#### ACTIVITY:
On how many lines of these entries does the word "investment" occur? State the number alone.

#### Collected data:
#####

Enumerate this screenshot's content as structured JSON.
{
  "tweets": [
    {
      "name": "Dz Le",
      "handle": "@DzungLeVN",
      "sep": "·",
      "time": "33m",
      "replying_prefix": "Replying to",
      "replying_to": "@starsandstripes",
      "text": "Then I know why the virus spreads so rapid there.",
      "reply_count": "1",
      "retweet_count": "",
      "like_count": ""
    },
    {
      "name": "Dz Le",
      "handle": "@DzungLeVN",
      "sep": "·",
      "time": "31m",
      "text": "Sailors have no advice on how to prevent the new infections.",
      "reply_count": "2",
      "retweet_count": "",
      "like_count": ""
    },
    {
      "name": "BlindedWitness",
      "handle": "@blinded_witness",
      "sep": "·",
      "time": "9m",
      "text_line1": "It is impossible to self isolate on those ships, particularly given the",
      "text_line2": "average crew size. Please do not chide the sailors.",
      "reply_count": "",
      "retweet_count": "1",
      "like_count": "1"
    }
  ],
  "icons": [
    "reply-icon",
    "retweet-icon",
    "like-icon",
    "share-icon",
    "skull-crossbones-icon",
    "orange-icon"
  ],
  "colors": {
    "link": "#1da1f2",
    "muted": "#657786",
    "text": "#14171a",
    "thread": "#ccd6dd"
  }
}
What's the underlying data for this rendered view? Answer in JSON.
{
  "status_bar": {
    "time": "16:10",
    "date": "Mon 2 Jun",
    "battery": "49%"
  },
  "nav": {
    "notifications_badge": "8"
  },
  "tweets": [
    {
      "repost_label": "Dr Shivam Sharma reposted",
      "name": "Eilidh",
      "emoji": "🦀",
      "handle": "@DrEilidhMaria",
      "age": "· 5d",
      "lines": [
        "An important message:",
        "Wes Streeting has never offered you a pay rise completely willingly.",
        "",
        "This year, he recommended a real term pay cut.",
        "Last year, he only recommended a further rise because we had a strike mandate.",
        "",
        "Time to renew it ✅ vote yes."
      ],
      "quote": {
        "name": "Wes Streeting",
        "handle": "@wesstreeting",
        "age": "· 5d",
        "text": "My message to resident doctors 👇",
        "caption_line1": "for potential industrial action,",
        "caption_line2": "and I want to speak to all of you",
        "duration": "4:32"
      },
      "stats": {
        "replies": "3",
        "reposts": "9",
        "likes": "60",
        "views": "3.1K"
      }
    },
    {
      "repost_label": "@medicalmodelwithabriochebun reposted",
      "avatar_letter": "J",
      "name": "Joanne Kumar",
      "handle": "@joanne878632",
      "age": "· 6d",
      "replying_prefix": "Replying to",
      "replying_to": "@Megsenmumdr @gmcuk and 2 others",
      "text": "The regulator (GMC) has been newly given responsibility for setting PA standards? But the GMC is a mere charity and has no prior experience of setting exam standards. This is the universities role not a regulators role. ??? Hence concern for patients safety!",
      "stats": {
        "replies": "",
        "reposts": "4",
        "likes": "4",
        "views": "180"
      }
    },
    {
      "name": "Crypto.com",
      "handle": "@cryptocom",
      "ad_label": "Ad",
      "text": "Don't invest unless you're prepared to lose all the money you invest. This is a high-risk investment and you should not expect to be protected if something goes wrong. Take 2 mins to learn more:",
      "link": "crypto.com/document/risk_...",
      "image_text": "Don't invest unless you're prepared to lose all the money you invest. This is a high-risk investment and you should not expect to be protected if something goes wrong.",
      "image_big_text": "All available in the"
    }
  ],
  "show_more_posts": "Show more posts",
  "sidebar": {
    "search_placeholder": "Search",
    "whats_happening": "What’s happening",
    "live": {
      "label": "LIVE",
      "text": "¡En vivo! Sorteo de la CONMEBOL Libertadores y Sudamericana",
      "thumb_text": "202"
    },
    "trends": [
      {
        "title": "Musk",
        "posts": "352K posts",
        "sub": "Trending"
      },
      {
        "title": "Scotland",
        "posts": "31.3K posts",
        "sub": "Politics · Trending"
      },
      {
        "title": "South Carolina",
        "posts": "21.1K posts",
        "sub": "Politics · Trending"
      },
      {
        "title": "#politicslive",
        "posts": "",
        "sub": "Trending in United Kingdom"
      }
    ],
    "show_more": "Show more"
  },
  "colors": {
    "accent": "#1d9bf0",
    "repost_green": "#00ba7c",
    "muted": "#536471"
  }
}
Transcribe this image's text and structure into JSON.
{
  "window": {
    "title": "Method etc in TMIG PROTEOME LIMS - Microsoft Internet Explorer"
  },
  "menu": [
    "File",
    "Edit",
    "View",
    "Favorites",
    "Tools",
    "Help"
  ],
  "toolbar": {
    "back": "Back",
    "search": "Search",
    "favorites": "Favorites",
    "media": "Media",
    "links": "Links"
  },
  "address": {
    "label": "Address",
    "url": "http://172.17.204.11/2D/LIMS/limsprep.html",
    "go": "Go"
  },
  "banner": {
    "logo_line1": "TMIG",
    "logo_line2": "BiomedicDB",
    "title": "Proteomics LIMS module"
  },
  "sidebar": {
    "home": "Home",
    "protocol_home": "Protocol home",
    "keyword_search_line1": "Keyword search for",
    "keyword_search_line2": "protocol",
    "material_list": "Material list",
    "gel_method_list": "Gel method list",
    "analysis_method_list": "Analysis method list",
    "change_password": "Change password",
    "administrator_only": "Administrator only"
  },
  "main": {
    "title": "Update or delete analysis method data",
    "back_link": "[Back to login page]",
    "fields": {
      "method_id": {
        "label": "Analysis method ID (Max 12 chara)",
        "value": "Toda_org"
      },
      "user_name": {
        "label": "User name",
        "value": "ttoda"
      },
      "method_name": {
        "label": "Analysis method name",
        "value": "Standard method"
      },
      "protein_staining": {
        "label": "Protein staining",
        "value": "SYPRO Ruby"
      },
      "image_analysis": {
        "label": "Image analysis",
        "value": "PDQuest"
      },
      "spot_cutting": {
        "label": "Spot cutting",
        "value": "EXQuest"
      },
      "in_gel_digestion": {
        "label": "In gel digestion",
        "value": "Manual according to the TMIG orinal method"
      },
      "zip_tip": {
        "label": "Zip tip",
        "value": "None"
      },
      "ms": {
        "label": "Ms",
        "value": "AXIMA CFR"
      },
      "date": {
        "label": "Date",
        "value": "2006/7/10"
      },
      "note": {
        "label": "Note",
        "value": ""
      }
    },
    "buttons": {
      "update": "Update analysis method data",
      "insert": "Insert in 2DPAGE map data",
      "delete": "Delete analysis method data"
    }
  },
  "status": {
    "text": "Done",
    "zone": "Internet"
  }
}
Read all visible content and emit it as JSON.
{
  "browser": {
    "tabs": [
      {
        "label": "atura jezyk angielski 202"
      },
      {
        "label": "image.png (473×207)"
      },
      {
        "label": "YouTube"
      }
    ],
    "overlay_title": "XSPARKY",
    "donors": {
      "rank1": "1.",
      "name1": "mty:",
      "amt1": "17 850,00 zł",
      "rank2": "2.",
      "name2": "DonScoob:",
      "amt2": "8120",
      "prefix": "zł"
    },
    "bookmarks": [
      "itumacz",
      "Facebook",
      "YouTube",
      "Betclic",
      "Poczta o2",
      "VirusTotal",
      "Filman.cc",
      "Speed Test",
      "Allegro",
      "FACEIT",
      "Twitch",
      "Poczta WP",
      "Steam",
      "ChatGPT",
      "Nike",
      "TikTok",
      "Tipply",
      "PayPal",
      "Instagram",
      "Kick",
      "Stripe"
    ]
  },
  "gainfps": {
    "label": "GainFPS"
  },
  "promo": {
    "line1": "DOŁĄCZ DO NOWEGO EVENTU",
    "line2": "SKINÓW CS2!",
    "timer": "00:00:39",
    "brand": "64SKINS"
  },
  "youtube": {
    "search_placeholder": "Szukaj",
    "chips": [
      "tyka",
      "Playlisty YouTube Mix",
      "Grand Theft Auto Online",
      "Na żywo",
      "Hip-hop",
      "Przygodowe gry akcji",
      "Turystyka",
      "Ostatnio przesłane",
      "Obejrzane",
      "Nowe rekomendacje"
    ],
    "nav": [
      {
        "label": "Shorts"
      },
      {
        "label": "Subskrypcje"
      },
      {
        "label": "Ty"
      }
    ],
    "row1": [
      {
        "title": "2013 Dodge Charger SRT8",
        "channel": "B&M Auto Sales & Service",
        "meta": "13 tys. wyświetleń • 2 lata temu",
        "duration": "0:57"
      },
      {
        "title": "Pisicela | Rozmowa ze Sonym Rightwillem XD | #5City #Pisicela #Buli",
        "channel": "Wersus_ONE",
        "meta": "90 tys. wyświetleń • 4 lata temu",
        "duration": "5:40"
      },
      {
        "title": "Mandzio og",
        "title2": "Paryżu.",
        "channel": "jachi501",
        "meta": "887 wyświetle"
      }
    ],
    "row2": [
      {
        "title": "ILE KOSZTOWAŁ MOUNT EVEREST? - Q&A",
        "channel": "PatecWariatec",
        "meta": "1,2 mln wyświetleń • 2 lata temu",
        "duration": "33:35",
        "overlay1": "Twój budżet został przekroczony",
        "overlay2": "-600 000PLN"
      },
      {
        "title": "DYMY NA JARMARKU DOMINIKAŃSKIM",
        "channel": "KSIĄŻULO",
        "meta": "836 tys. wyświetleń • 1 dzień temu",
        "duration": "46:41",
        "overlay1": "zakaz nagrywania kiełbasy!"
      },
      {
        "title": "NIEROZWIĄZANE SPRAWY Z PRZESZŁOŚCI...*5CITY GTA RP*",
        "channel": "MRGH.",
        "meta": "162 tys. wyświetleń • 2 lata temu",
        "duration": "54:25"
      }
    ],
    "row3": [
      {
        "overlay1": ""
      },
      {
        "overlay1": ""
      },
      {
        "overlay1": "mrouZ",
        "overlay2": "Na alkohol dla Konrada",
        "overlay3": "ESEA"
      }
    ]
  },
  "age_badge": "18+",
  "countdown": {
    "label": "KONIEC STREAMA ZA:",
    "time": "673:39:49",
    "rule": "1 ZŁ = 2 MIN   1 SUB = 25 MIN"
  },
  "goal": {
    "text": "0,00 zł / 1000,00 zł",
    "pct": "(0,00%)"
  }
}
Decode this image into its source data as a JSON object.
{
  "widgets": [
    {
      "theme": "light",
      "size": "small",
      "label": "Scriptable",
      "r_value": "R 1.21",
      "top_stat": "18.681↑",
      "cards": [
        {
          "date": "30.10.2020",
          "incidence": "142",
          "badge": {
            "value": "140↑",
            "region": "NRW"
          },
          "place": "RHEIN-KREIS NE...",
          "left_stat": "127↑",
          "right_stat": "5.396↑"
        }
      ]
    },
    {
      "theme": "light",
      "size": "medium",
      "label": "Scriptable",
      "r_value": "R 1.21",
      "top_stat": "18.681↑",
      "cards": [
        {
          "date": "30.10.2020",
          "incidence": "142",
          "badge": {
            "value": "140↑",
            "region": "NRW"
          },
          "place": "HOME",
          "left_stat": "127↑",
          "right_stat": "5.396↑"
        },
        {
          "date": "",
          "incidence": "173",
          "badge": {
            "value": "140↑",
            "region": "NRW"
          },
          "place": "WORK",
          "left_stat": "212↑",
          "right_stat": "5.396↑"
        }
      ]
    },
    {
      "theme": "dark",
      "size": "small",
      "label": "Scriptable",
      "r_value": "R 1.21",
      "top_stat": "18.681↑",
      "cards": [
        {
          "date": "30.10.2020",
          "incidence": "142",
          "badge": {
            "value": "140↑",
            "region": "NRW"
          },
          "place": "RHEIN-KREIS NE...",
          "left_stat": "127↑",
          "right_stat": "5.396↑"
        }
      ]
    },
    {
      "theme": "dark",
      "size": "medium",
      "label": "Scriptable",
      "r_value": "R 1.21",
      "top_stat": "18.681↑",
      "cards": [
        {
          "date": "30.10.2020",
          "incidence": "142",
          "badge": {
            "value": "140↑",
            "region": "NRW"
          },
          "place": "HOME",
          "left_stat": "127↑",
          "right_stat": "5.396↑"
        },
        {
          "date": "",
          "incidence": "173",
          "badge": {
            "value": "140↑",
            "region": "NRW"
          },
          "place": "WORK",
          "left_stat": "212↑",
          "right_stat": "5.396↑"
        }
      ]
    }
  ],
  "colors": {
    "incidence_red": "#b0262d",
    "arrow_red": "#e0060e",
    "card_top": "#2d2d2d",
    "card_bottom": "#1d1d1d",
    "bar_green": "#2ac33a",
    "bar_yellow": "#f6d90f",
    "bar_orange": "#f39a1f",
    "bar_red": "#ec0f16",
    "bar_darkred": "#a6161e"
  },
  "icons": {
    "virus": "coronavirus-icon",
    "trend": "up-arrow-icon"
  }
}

#####

#### EXERCISE RESPONSE:
2